=== WRITTEN INSTRUCTION ===
Collect every line below that contains the word "this".

** Begin SUPPLIED RECORDS **

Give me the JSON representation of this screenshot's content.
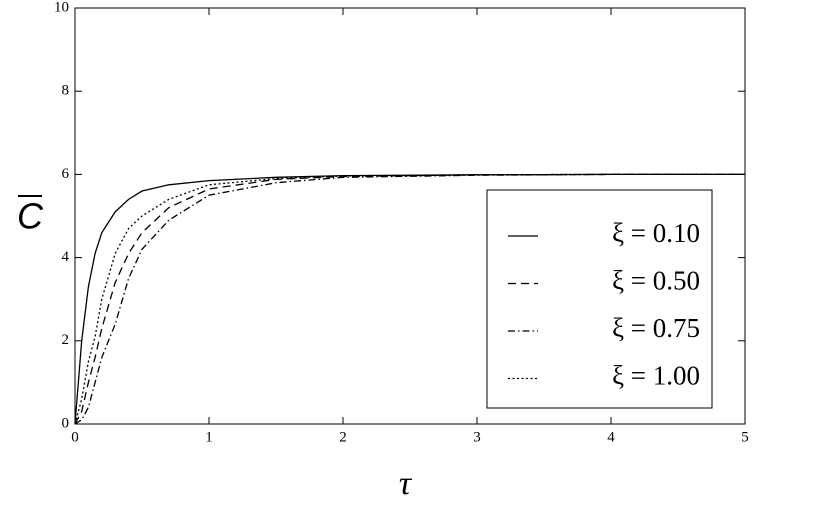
{
  "chart_data": {
    "type": "line",
    "x_label": "τ",
    "y_label": "C",
    "x": [
      0,
      0.05,
      0.1,
      0.15,
      0.2,
      0.3,
      0.4,
      0.5,
      0.7,
      1,
      1.5,
      2,
      3,
      4,
      5
    ],
    "series": [
      {
        "name": "ξ = 0.10",
        "color": "#000000",
        "dash": "solid",
        "values": [
          0,
          2.0,
          3.3,
          4.1,
          4.6,
          5.1,
          5.4,
          5.6,
          5.75,
          5.85,
          5.93,
          5.97,
          5.99,
          6,
          6
        ]
      },
      {
        "name": "ξ = 0.50",
        "color": "#000000",
        "dash": "dashed",
        "values": [
          0,
          0.3,
          1.0,
          1.6,
          2.3,
          3.4,
          4.1,
          4.6,
          5.2,
          5.65,
          5.88,
          5.95,
          5.99,
          6,
          6
        ]
      },
      {
        "name": "ξ = 0.75",
        "color": "#000000",
        "dash": "dashdot",
        "values": [
          0,
          0.1,
          0.4,
          1.0,
          1.6,
          2.4,
          3.5,
          4.2,
          4.9,
          5.5,
          5.8,
          5.93,
          5.98,
          6,
          6
        ]
      },
      {
        "name": "ξ = 1.00",
        "color": "#000000",
        "dash": "dotted",
        "values": [
          0,
          0.6,
          1.5,
          2.1,
          3.0,
          4.1,
          4.7,
          5.0,
          5.4,
          5.75,
          5.9,
          5.96,
          5.99,
          6,
          6
        ]
      }
    ],
    "xlim": [
      0,
      5
    ],
    "ylim": [
      0,
      10
    ],
    "xticks": [
      0,
      1,
      2,
      3,
      4,
      5
    ],
    "yticks": [
      0,
      2,
      4,
      6,
      8,
      10
    ],
    "legend": "lower right"
  }
}
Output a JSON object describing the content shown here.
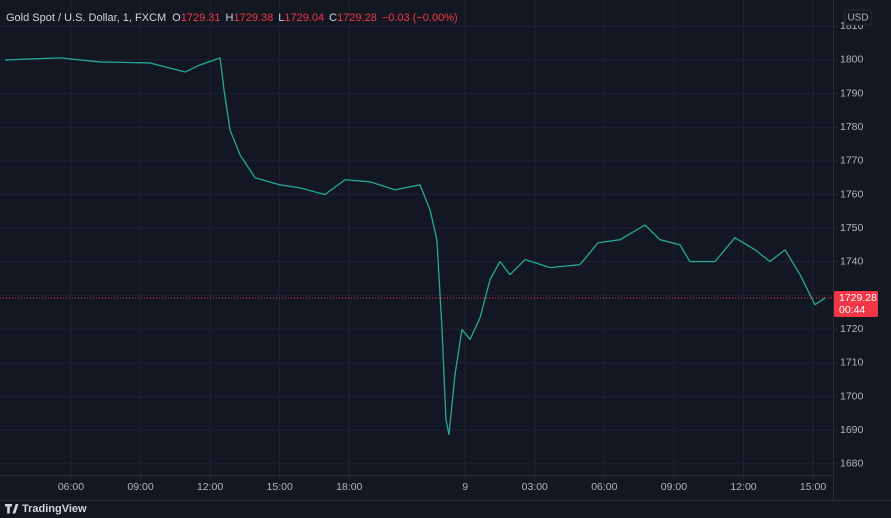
{
  "chart_data": {
    "type": "line",
    "title": "Gold Spot / U.S. Dollar, 1, FXCM",
    "ohlc": [
      {
        "label": "O",
        "value": 1729.31
      },
      {
        "label": "H",
        "value": 1729.38
      },
      {
        "label": "L",
        "value": 1729.04
      },
      {
        "label": "C",
        "value": 1729.28
      }
    ],
    "change": "−0.03 (−0.00%)",
    "currency": "USD",
    "last_price": 1729.28,
    "countdown": "00:44",
    "brand": "TradingView",
    "color": "#26a69a",
    "last_color": "#f23645",
    "grid": true,
    "x": [
      3.16,
      5.53,
      7.25,
      9.41,
      10.92,
      11.56,
      12.43,
      12.6,
      12.86,
      13.29,
      13.94,
      15.01,
      15.88,
      16.95,
      17.82,
      18.9,
      19.97,
      21.05,
      21.48,
      21.78,
      22,
      22.17,
      22.3,
      22.56,
      22.86,
      23.21,
      23.64,
      24.07,
      24.5,
      24.93,
      25.58,
      26.66,
      27.95,
      28.73,
      29.68,
      30.75,
      31.4,
      32.26,
      32.69,
      33.77,
      34.63,
      35.5,
      36.14,
      36.79,
      37.44,
      38.08,
      38.52
    ],
    "values": [
      1800,
      1800.6,
      1799.4,
      1799.1,
      1796.4,
      1798.5,
      1800.6,
      1791.1,
      1779.2,
      1771.8,
      1765,
      1762.9,
      1762,
      1760,
      1764.4,
      1763.8,
      1761.4,
      1762.9,
      1755.5,
      1746.6,
      1719.9,
      1693.2,
      1688.7,
      1706.5,
      1719.9,
      1717,
      1723.4,
      1734.7,
      1740.1,
      1736.2,
      1740.7,
      1738.3,
      1739.2,
      1745.7,
      1746.6,
      1751,
      1746.6,
      1745.1,
      1740.1,
      1740.1,
      1747.2,
      1743.6,
      1740.1,
      1743.6,
      1736.2,
      1727.3,
      1729.3
    ],
    "xlim": [
      2.94,
      38.86
    ],
    "xticks": [
      {
        "value": 6,
        "label": "06:00"
      },
      {
        "value": 9,
        "label": "09:00"
      },
      {
        "value": 12,
        "label": "12:00"
      },
      {
        "value": 15,
        "label": "15:00"
      },
      {
        "value": 18,
        "label": "18:00"
      },
      {
        "value": 23,
        "label": "9"
      },
      {
        "value": 26,
        "label": "03:00"
      },
      {
        "value": 29,
        "label": "06:00"
      },
      {
        "value": 32,
        "label": "09:00"
      },
      {
        "value": 35,
        "label": "12:00"
      },
      {
        "value": 38,
        "label": "15:00"
      }
    ],
    "ylim": [
      1676.7,
      1817.8
    ],
    "yticks": [
      1680,
      1690,
      1700,
      1710,
      1720,
      1730,
      1740,
      1750,
      1760,
      1770,
      1780,
      1790,
      1800,
      1810
    ]
  }
}
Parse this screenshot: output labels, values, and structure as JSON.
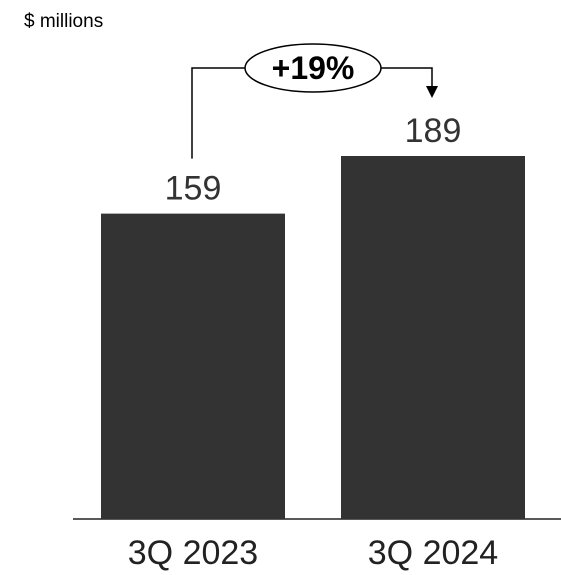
{
  "chart_data": {
    "type": "bar",
    "unit_label": "$ millions",
    "categories": [
      "3Q 2023",
      "3Q 2024"
    ],
    "values": [
      159,
      189
    ],
    "value_labels": [
      "159",
      "189"
    ],
    "change_annotation": "+19%",
    "bar_color": "#333333",
    "ylim": [
      0,
      200
    ],
    "grid": false,
    "legend": "none"
  }
}
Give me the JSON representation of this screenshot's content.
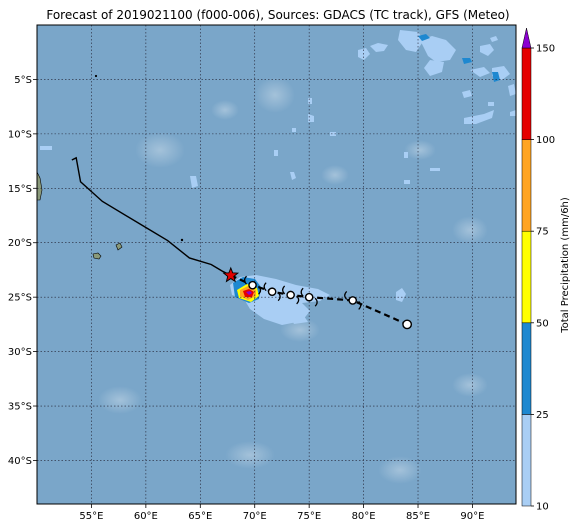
{
  "title": "Forecast of 2019021100 (f000-006), Sources: GDACS (TC track), GFS (Meteo)",
  "map": {
    "lon_range": [
      50,
      94
    ],
    "lat_range": [
      -44,
      0
    ],
    "lon_ticks": [
      {
        "value": 55,
        "label": "55°E"
      },
      {
        "value": 60,
        "label": "60°E"
      },
      {
        "value": 65,
        "label": "65°E"
      },
      {
        "value": 70,
        "label": "70°E"
      },
      {
        "value": 75,
        "label": "75°E"
      },
      {
        "value": 80,
        "label": "80°E"
      },
      {
        "value": 85,
        "label": "85°E"
      },
      {
        "value": 90,
        "label": "90°E"
      }
    ],
    "lat_ticks": [
      {
        "value": -5,
        "label": "5°S"
      },
      {
        "value": -10,
        "label": "10°S"
      },
      {
        "value": -15,
        "label": "15°S"
      },
      {
        "value": -20,
        "label": "20°S"
      },
      {
        "value": -25,
        "label": "25°S"
      },
      {
        "value": -30,
        "label": "30°S"
      },
      {
        "value": -35,
        "label": "35°S"
      },
      {
        "value": -40,
        "label": "40°S"
      }
    ],
    "grid": "dotted",
    "ocean_color": "#7aa6c9",
    "land_color": "#8a9a7a"
  },
  "track": {
    "past": [
      [
        53.2,
        -12.4
      ],
      [
        53.6,
        -12.2
      ],
      [
        54,
        -14.4
      ],
      [
        56,
        -16.2
      ],
      [
        60,
        -18.6
      ],
      [
        62,
        -19.8
      ],
      [
        64,
        -21.4
      ],
      [
        66,
        -22
      ],
      [
        67,
        -22.6
      ],
      [
        67.8,
        -23.0
      ]
    ],
    "current": [
      67.8,
      -23.0
    ],
    "forecast": [
      [
        69.8,
        -23.9
      ],
      [
        71.6,
        -24.5
      ],
      [
        73.3,
        -24.8
      ],
      [
        75.0,
        -25.0
      ],
      [
        79.0,
        -25.3
      ],
      [
        84.0,
        -27.5
      ]
    ],
    "past_color": "#000000",
    "current_marker_color": "#e00000"
  },
  "colorbar": {
    "label": "Total Precipitation (mm/6h)",
    "ticks": [
      "10",
      "25",
      "50",
      "75",
      "100",
      "150"
    ],
    "segments": [
      {
        "from": 10,
        "to": 25,
        "color": "#a9cef4"
      },
      {
        "from": 25,
        "to": 50,
        "color": "#1e88d0"
      },
      {
        "from": 50,
        "to": 75,
        "color": "#ffff00"
      },
      {
        "from": 75,
        "to": 100,
        "color": "#ffa421"
      },
      {
        "from": 100,
        "to": 150,
        "color": "#e50000"
      }
    ],
    "extend_color": "#8b00d0"
  }
}
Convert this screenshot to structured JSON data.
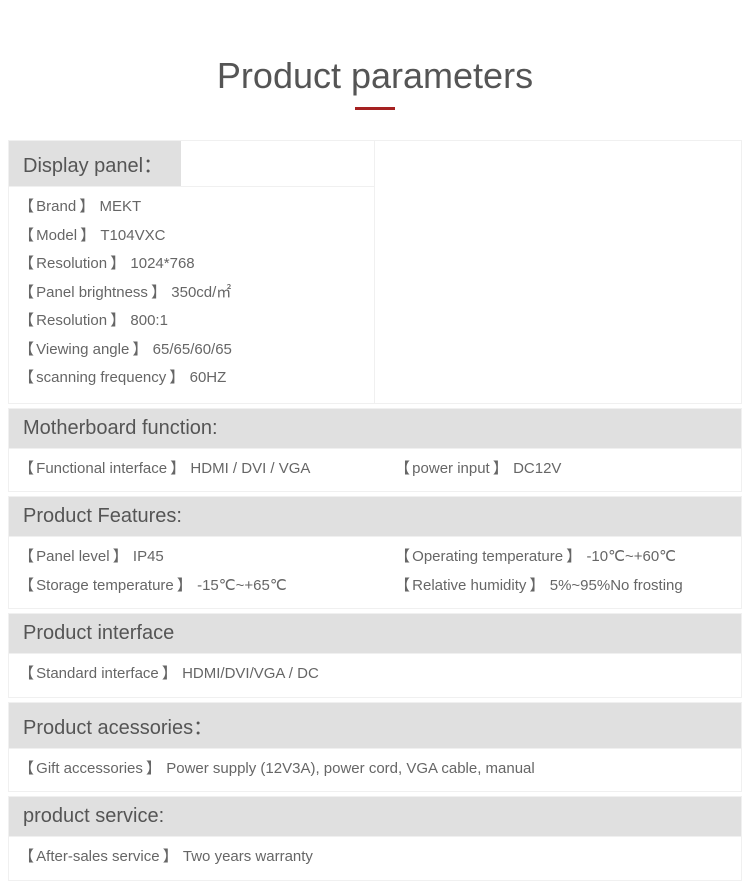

** End SUPPLIED RECORDS **

=== COMPLETED TASK ===
Give me the JSON representation of this screenshot's content.
Parse this screenshot: output labels, values, and structure as JSON.
Give me the JSON representation of this screenshot's content.
Convert this screenshot to structured JSON data.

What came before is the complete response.